Your objective >> Answer with nothing except the number of lines that contain the word "this".

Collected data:
==*==

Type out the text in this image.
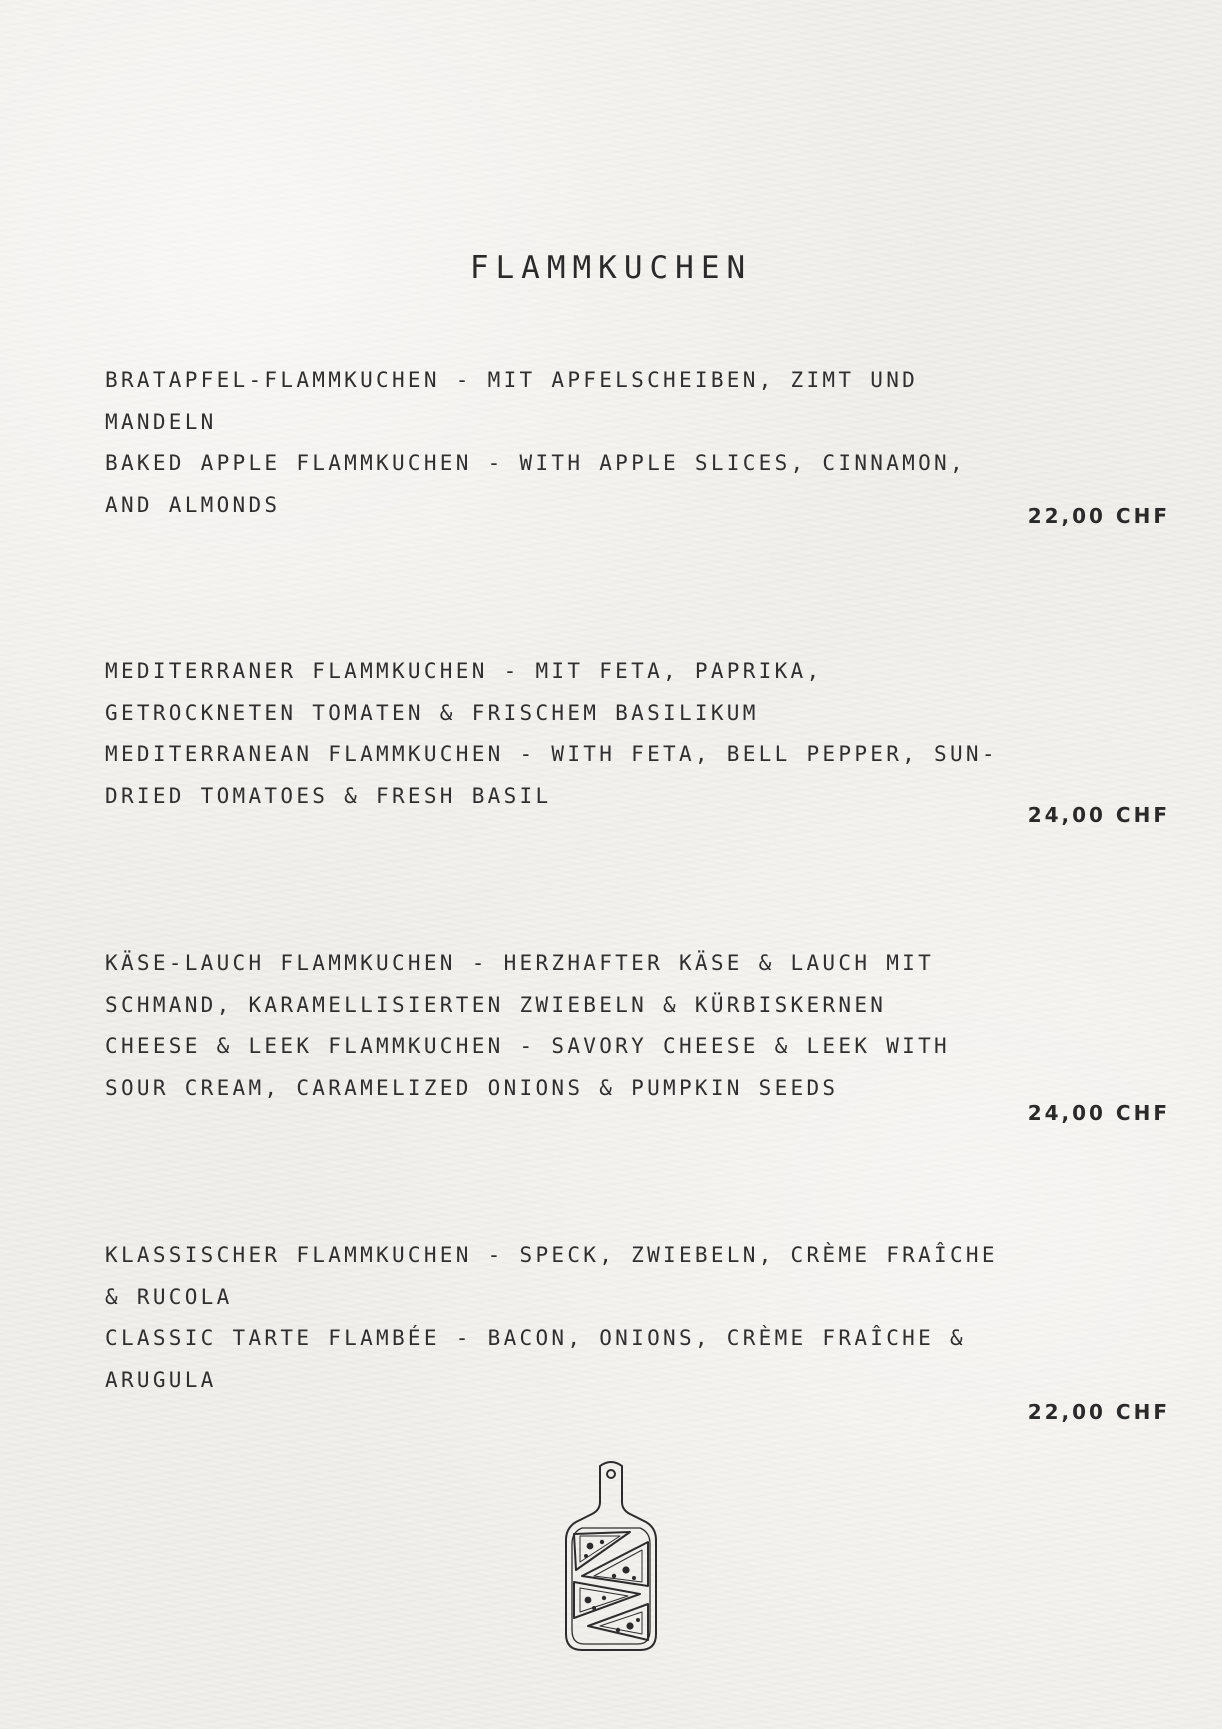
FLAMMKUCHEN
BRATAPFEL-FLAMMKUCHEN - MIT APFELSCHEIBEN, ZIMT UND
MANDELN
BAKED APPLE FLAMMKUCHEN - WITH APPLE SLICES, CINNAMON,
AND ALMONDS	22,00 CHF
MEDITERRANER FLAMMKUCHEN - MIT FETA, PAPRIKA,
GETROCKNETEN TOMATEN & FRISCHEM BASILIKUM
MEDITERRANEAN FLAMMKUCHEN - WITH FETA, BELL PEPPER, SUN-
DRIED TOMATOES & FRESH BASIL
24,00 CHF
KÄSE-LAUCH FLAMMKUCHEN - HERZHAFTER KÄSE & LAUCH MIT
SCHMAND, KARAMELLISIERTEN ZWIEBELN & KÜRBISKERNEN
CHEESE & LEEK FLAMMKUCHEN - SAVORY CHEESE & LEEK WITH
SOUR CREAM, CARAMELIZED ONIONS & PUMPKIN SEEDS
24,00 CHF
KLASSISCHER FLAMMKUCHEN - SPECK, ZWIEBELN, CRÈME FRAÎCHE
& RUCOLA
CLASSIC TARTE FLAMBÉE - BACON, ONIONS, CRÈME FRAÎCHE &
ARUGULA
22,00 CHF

==*==

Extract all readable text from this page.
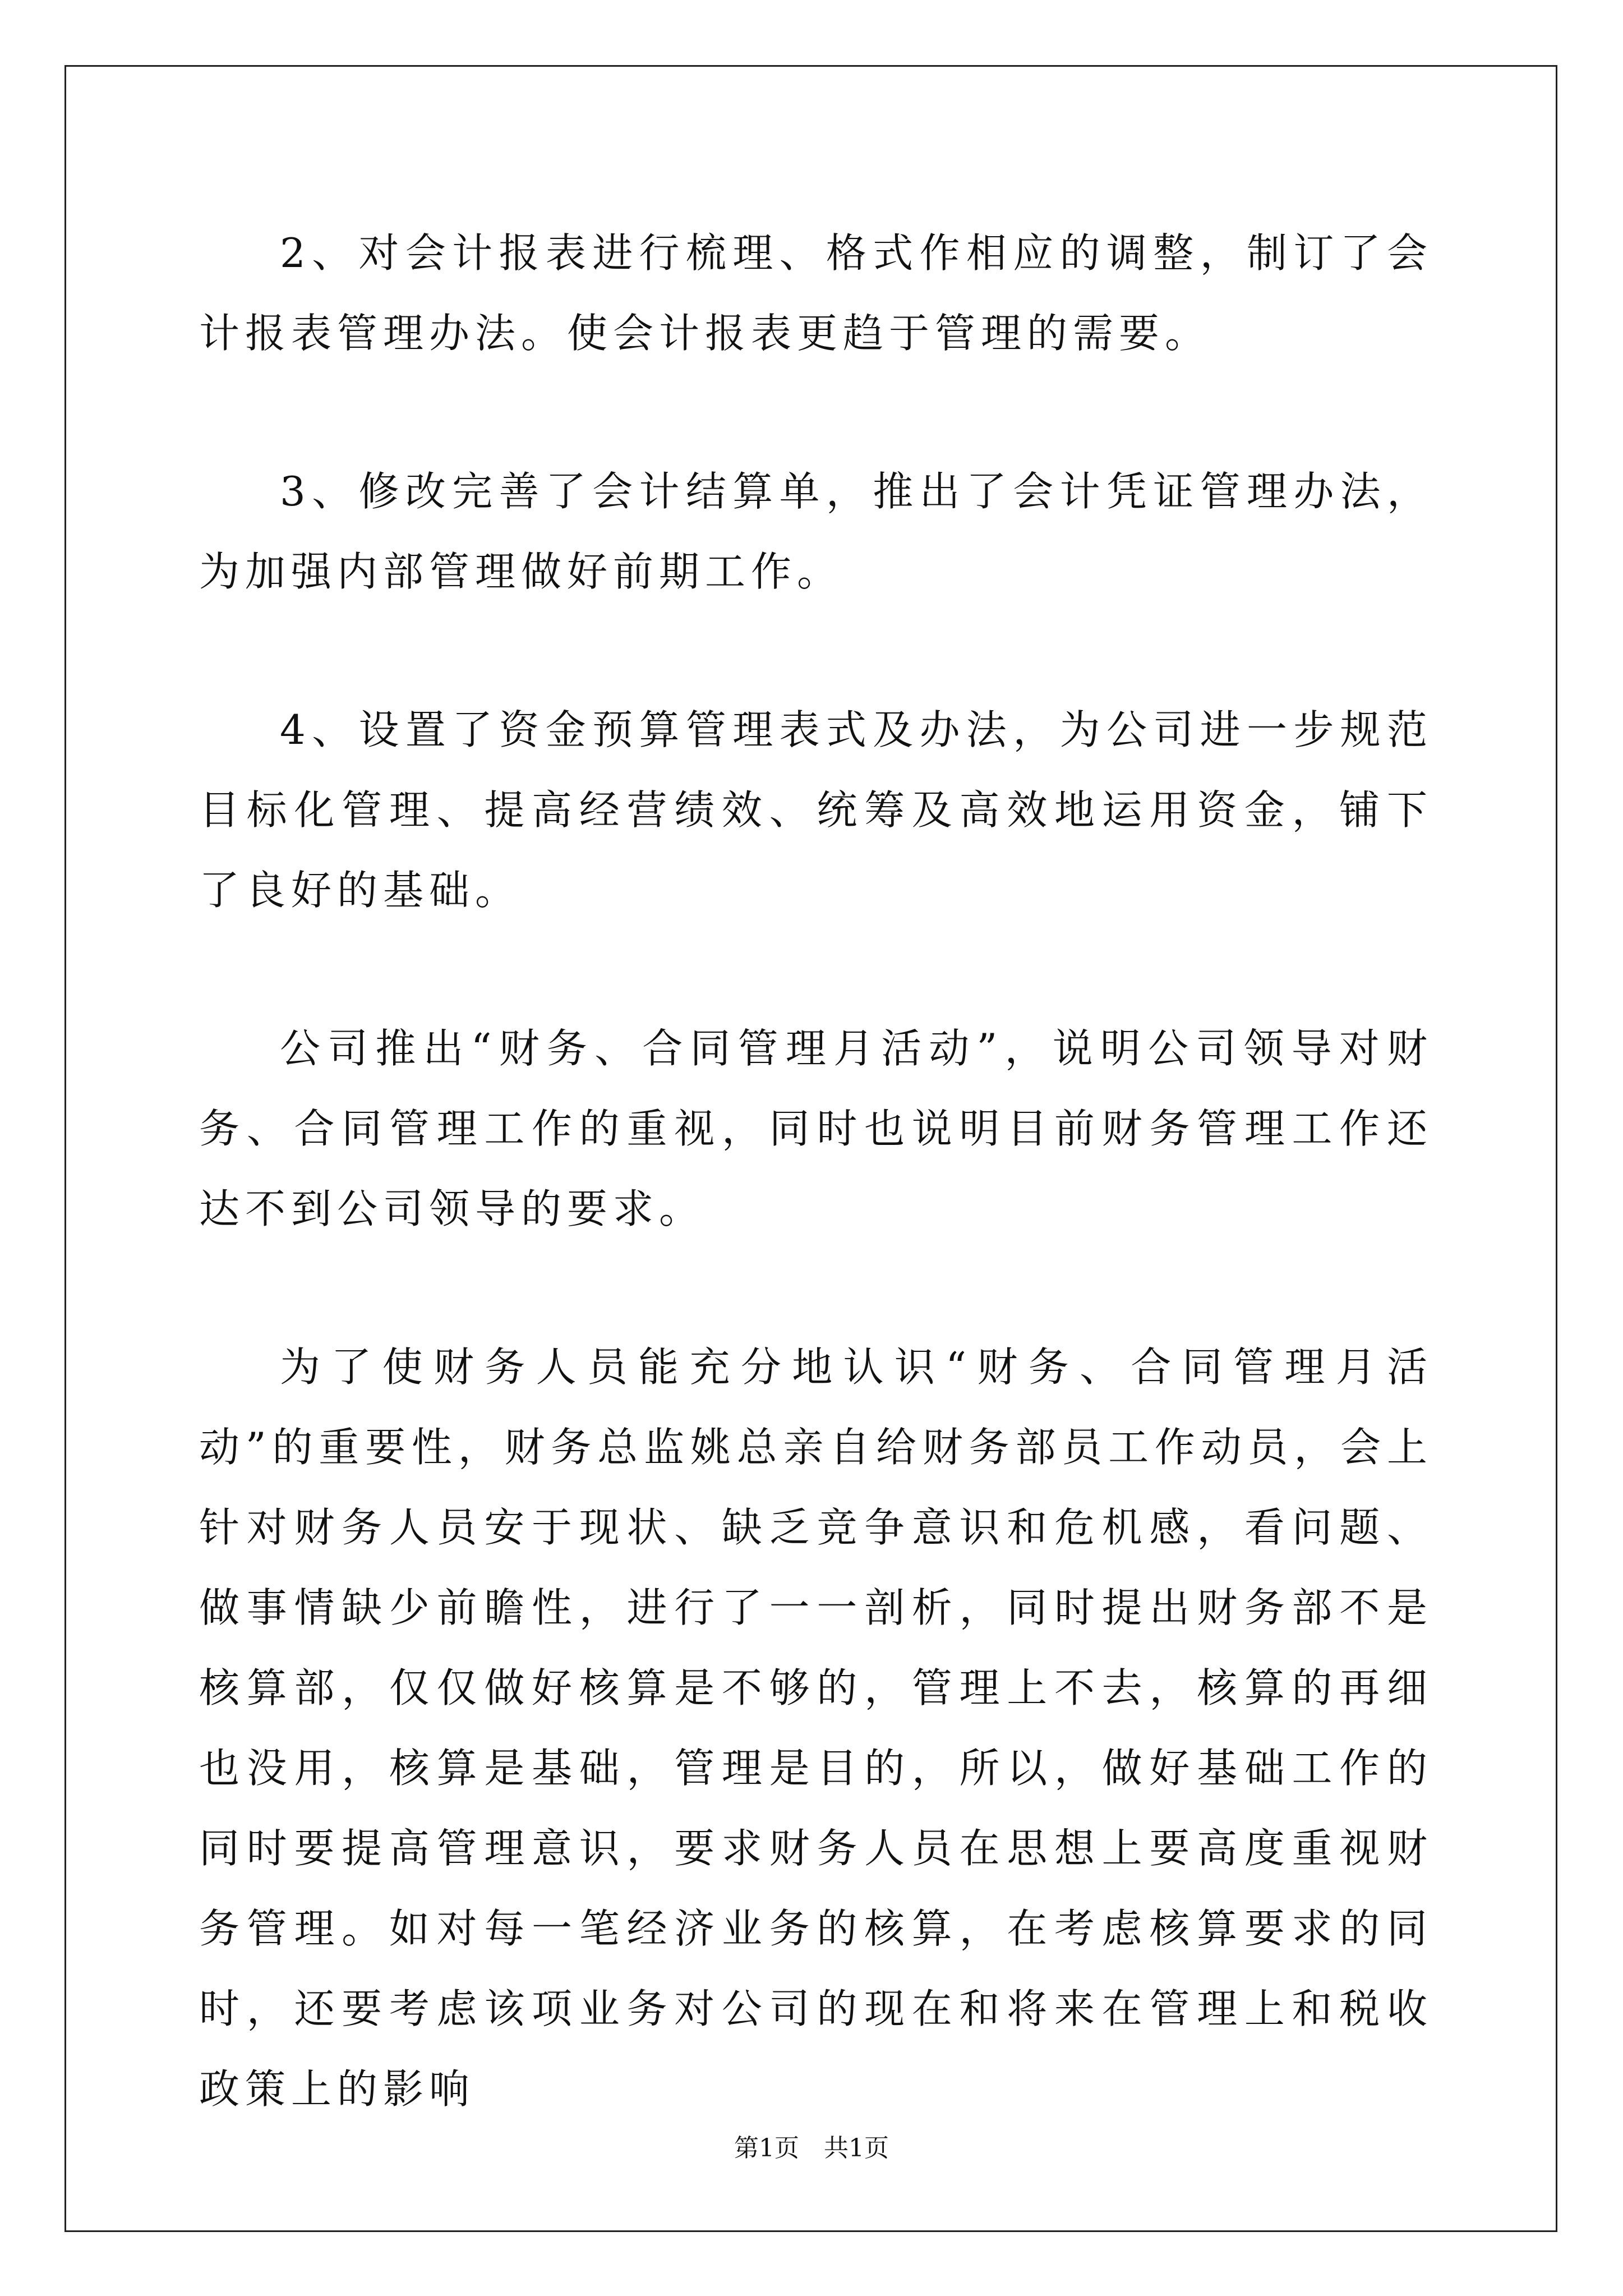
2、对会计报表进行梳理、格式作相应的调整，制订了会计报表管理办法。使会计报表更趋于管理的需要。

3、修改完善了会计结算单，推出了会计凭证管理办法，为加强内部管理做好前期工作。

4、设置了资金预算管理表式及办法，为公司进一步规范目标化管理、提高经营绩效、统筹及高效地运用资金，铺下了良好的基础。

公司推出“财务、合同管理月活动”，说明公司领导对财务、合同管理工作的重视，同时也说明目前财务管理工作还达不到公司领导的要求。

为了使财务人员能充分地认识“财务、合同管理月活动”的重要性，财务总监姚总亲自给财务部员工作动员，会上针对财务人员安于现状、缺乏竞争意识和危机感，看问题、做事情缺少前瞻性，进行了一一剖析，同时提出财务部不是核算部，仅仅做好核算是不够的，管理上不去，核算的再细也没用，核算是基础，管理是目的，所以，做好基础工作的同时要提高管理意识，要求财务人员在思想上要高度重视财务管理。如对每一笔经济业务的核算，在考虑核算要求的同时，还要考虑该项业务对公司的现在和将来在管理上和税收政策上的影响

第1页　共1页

==*==

Written solution >> 2